■ **WRITTEN INSTRUCTION**
Set out the part of the data that opens with the line containing "svg-text:Character Profile: Character" and closes with the line containing "system-nav-bar: [0, 1258, 600, 1333]" as a numbered list, omitting any blank lines.

- - - - -

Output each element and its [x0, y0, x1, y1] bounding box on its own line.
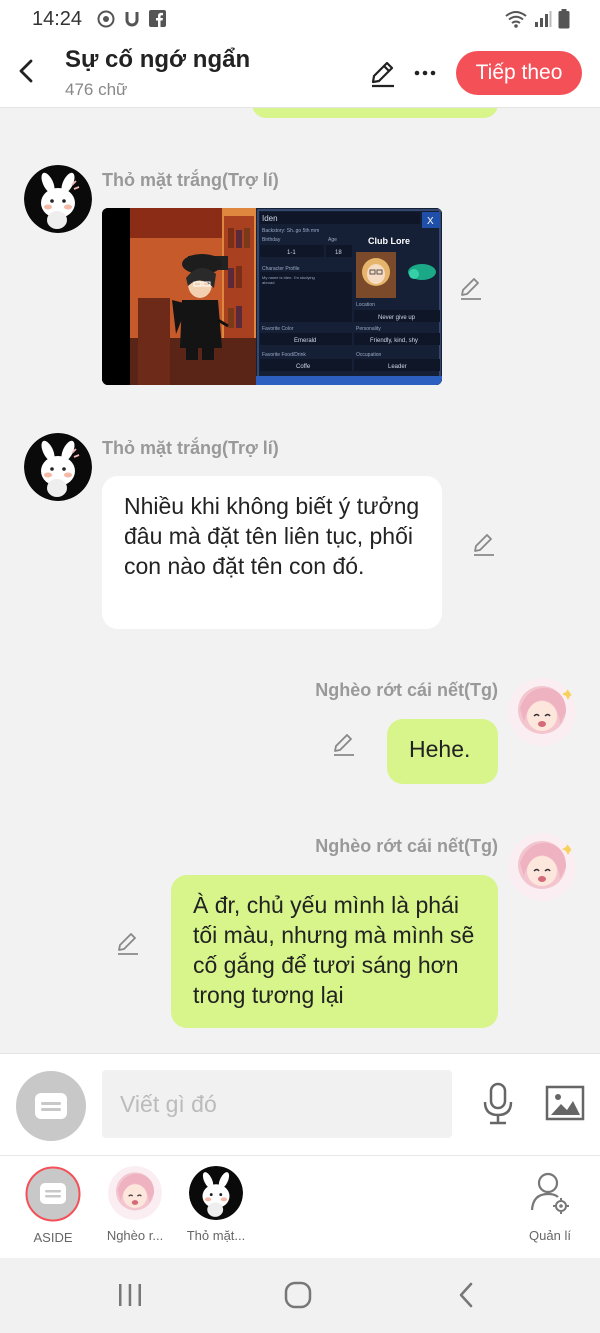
svg-text:Character Profile: Character Profile: [262, 266, 300, 272]
svg-text:1-1: 1-1: [287, 250, 296, 256]
avatar-girl[interactable]: [508, 833, 576, 901]
pencil-icon: [461, 278, 481, 300]
sender-name: Nghèo rớt cái nết(Tg): [315, 680, 498, 700]
svg-text:Favorite Food/Drink: Favorite Food/Drink: [262, 352, 306, 358]
message-input[interactable]: [102, 1070, 452, 1138]
story-title: Sự cố ngớ ngẩn: [65, 46, 251, 73]
role-label: Thỏ mặt...: [186, 1228, 246, 1243]
vpn-icon: [96, 9, 115, 28]
system-nav-bar: [0, 1258, 600, 1333]
chat-list[interactable]: Thỏ mặt trắng(Trợ lí) Iden X Backstory: …: [0, 108, 600, 1053]
pencil-icon: [474, 534, 494, 556]
svg-text:Birthday: Birthday: [262, 237, 281, 243]
previous-message-bubble: [252, 108, 498, 118]
role-label: Nghèo r...: [106, 1228, 164, 1243]
image-icon: [545, 1085, 585, 1121]
more-dots-icon: [414, 70, 436, 76]
back-button[interactable]: [14, 56, 38, 86]
svg-text:Iden: Iden: [262, 214, 278, 223]
voice-input-button[interactable]: [480, 1082, 516, 1126]
back-arrow-icon: [19, 59, 33, 83]
role-label: ASIDE: [33, 1230, 73, 1245]
edit-message-button[interactable]: [331, 731, 359, 759]
role-tho[interactable]: Thỏ mặt...: [176, 1166, 256, 1243]
svg-text:Club Lore: Club Lore: [368, 236, 410, 246]
message-composer: [0, 1053, 600, 1155]
svg-text:X: X: [427, 216, 434, 227]
svg-text:Location: Location: [356, 302, 375, 308]
pencil-icon: [371, 61, 394, 88]
avatar-rabbit[interactable]: [24, 165, 92, 233]
svg-text:Friendly, kind, shy: Friendly, kind, shy: [370, 338, 418, 344]
edit-title-button[interactable]: [368, 58, 398, 88]
avatar-girl[interactable]: [508, 678, 576, 746]
svg-text:Coffe: Coffe: [296, 364, 311, 370]
user-settings-icon: [523, 1166, 577, 1220]
status-time: 14:24: [32, 8, 83, 30]
role-label: Quản lí: [529, 1228, 571, 1243]
aside-role-icon: [25, 1166, 81, 1222]
u-app-icon: [122, 9, 141, 28]
svg-text:Favorite Color: Favorite Color: [262, 326, 294, 332]
more-options-button[interactable]: [410, 58, 440, 88]
aside-toggle-button[interactable]: [16, 1071, 86, 1141]
sender-name: Thỏ mặt trắng(Trợ lí): [102, 170, 279, 190]
message-bubble[interactable]: Nhiều khi không biết ý tưởng đâu mà đặt …: [102, 476, 442, 629]
avatar-rabbit: [189, 1166, 243, 1220]
home-icon[interactable]: [284, 1281, 312, 1309]
svg-text:abroad: abroad: [262, 280, 274, 285]
status-bar: 14:24: [0, 0, 600, 38]
chat-bubble-icon: [35, 1093, 67, 1119]
insert-image-button[interactable]: [545, 1084, 585, 1122]
svg-text:Leader: Leader: [388, 364, 407, 370]
pencil-icon: [118, 933, 138, 955]
svg-text:18: 18: [335, 250, 342, 256]
svg-text:Backstory: Sh..go 5th mm: Backstory: Sh..go 5th mm: [262, 228, 319, 234]
svg-text:Personality: Personality: [356, 326, 381, 332]
svg-text:Never give up: Never give up: [378, 315, 416, 321]
message-bubble[interactable]: Hehe.: [387, 719, 498, 784]
avatar-rabbit[interactable]: [24, 433, 92, 501]
svg-text:Emerald: Emerald: [294, 338, 316, 344]
manage-roles-button[interactable]: Quản lí: [510, 1166, 590, 1243]
message-image[interactable]: Iden X Backstory: Sh..go 5th mm Birthday…: [102, 208, 442, 385]
story-header: Sự cố ngớ ngẩn 476 chữ Tiếp theo: [0, 38, 600, 108]
message-bubble[interactable]: À đr, chủ yếu mình là phái tối màu, nhưn…: [171, 875, 498, 1028]
signal-icon: [535, 11, 552, 27]
wifi-icon: [505, 11, 527, 28]
avatar-girl: [108, 1166, 162, 1220]
edit-message-button[interactable]: [471, 531, 499, 559]
battery-icon: [558, 9, 570, 29]
role-aside[interactable]: ASIDE: [13, 1166, 93, 1245]
microphone-icon: [483, 1082, 513, 1125]
svg-text:Age: Age: [328, 237, 337, 243]
character-switcher: ASIDE Nghèo r... Thỏ mặt... Quản lí: [0, 1155, 600, 1258]
next-button[interactable]: Tiếp theo: [456, 51, 582, 95]
edit-message-button[interactable]: [115, 930, 143, 958]
pencil-icon: [334, 734, 354, 756]
recent-apps-icon[interactable]: [118, 1282, 142, 1308]
back-nav-icon[interactable]: [456, 1281, 476, 1309]
sender-name: Nghèo rớt cái nết(Tg): [315, 836, 498, 856]
sender-name: Thỏ mặt trắng(Trợ lí): [102, 438, 279, 458]
facebook-icon: [148, 9, 167, 28]
edit-message-button[interactable]: [458, 275, 486, 303]
svg-text:Occupation: Occupation: [356, 352, 382, 358]
word-count: 476 chữ: [65, 80, 128, 99]
role-ngheo[interactable]: Nghèo r...: [95, 1166, 175, 1243]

- - - - -

■ **SOLVED EXERCISE**
1. svg-text:Character Profile: Character Profile: [262, 266, 300, 272]
2. svg-text:1-1: 1-1: [287, 250, 296, 256]
3. avatar-girl[interactable]: [508, 833, 576, 901]
4. pencil-icon: [461, 278, 481, 300]
5. sender-name: Nghèo rớt cái nết(Tg): [315, 680, 498, 700]
6. svg-text:Favorite Food/Drink: Favorite Food/Drink: [262, 352, 306, 358]
7. message-input[interactable]: [102, 1070, 452, 1138]
8. story-title: Sự cố ngớ ngẩn: [65, 46, 251, 73]
9. role-label: Thỏ mặt...: [186, 1228, 246, 1243]
10. vpn-icon: [96, 9, 115, 28]
11. system-nav-bar: [0, 1258, 600, 1333]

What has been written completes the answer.